*Request*: Images excluded, repeat each entry below exactly.

★ ★ ★ ★ ★ ★ ★

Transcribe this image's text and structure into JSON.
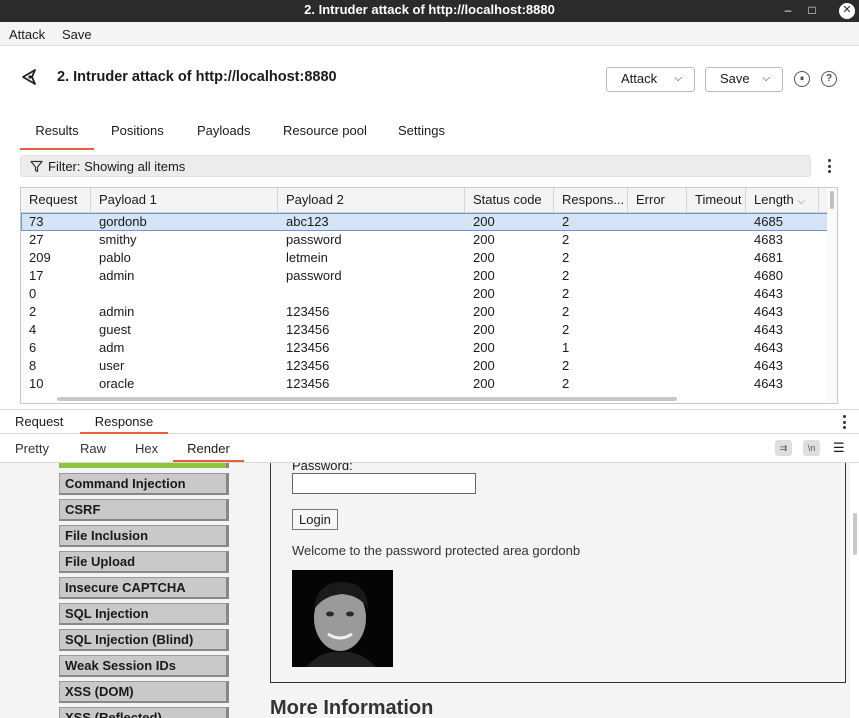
{
  "window": {
    "title": "2. Intruder attack of http://localhost:8880",
    "minimize": "–",
    "maximize": "□",
    "close": "✕"
  },
  "menu": {
    "attack": "Attack",
    "save": "Save"
  },
  "header": {
    "title": "2. Intruder attack of http://localhost:8880",
    "attack_btn": "Attack",
    "save_btn": "Save",
    "chevron": "⌵",
    "pause_icon": "⏸",
    "help_icon": "?"
  },
  "tabs": [
    "Results",
    "Positions",
    "Payloads",
    "Resource pool",
    "Settings"
  ],
  "filter": {
    "text": "Filter: Showing all items"
  },
  "table": {
    "columns": [
      "Request",
      "Payload 1",
      "Payload 2",
      "Status code",
      "Respons...",
      "Error",
      "Timeout",
      "Length"
    ],
    "sort_indicator": "⌵",
    "rows": [
      [
        "73",
        "gordonb",
        "abc123",
        "200",
        "2",
        "",
        "",
        "4685"
      ],
      [
        "27",
        "smithy",
        "password",
        "200",
        "2",
        "",
        "",
        "4683"
      ],
      [
        "209",
        "pablo",
        "letmein",
        "200",
        "2",
        "",
        "",
        "4681"
      ],
      [
        "17",
        "admin",
        "password",
        "200",
        "2",
        "",
        "",
        "4680"
      ],
      [
        "0",
        "",
        "",
        "200",
        "2",
        "",
        "",
        "4643"
      ],
      [
        "2",
        "admin",
        "123456",
        "200",
        "2",
        "",
        "",
        "4643"
      ],
      [
        "4",
        "guest",
        "123456",
        "200",
        "2",
        "",
        "",
        "4643"
      ],
      [
        "6",
        "adm",
        "123456",
        "200",
        "1",
        "",
        "",
        "4643"
      ],
      [
        "8",
        "user",
        "123456",
        "200",
        "2",
        "",
        "",
        "4643"
      ],
      [
        "10",
        "oracle",
        "123456",
        "200",
        "2",
        "",
        "",
        "4643"
      ]
    ]
  },
  "rr_tabs": {
    "request": "Request",
    "response": "Response"
  },
  "view_tabs": {
    "pretty": "Pretty",
    "raw": "Raw",
    "hex": "Hex",
    "render": "Render",
    "wrap_icon": "⇉",
    "newline_icon": "\\n",
    "menu_icon": "☰"
  },
  "render": {
    "menu_items": [
      "Command Injection",
      "CSRF",
      "File Inclusion",
      "File Upload",
      "Insecure CAPTCHA",
      "SQL Injection",
      "SQL Injection (Blind)",
      "Weak Session IDs",
      "XSS (DOM)",
      "XSS (Reflected)"
    ],
    "password_label": "Password:",
    "login_btn": "Login",
    "welcome": "Welcome to the password protected area gordonb",
    "more_info": "More Information"
  }
}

★ ★ ★ ★ ★ ★ ★

*Response for this exercise*:
Transcribe this image's text and structure into JSON.
{
  "window": {
    "title": "2. Intruder attack of http://localhost:8880",
    "minimize": "–",
    "maximize": "□",
    "close": "✕"
  },
  "menu": {
    "attack": "Attack",
    "save": "Save"
  },
  "header": {
    "title": "2. Intruder attack of http://localhost:8880",
    "attack_btn": "Attack",
    "save_btn": "Save",
    "chevron": "⌵",
    "pause_icon": "⏸",
    "help_icon": "?"
  },
  "tabs": [
    "Results",
    "Positions",
    "Payloads",
    "Resource pool",
    "Settings"
  ],
  "filter": {
    "text": "Filter: Showing all items"
  },
  "table": {
    "columns": [
      "Request",
      "Payload 1",
      "Payload 2",
      "Status code",
      "Respons...",
      "Error",
      "Timeout",
      "Length"
    ],
    "sort_indicator": "⌵",
    "rows": [
      [
        "73",
        "gordonb",
        "abc123",
        "200",
        "2",
        "",
        "",
        "4685"
      ],
      [
        "27",
        "smithy",
        "password",
        "200",
        "2",
        "",
        "",
        "4683"
      ],
      [
        "209",
        "pablo",
        "letmein",
        "200",
        "2",
        "",
        "",
        "4681"
      ],
      [
        "17",
        "admin",
        "password",
        "200",
        "2",
        "",
        "",
        "4680"
      ],
      [
        "0",
        "",
        "",
        "200",
        "2",
        "",
        "",
        "4643"
      ],
      [
        "2",
        "admin",
        "123456",
        "200",
        "2",
        "",
        "",
        "4643"
      ],
      [
        "4",
        "guest",
        "123456",
        "200",
        "2",
        "",
        "",
        "4643"
      ],
      [
        "6",
        "adm",
        "123456",
        "200",
        "1",
        "",
        "",
        "4643"
      ],
      [
        "8",
        "user",
        "123456",
        "200",
        "2",
        "",
        "",
        "4643"
      ],
      [
        "10",
        "oracle",
        "123456",
        "200",
        "2",
        "",
        "",
        "4643"
      ]
    ]
  },
  "rr_tabs": {
    "request": "Request",
    "response": "Response"
  },
  "view_tabs": {
    "pretty": "Pretty",
    "raw": "Raw",
    "hex": "Hex",
    "render": "Render",
    "wrap_icon": "⇉",
    "newline_icon": "\\n",
    "menu_icon": "☰"
  },
  "render": {
    "menu_items": [
      "Command Injection",
      "CSRF",
      "File Inclusion",
      "File Upload",
      "Insecure CAPTCHA",
      "SQL Injection",
      "SQL Injection (Blind)",
      "Weak Session IDs",
      "XSS (DOM)",
      "XSS (Reflected)"
    ],
    "password_label": "Password:",
    "login_btn": "Login",
    "welcome": "Welcome to the password protected area gordonb",
    "more_info": "More Information"
  }
}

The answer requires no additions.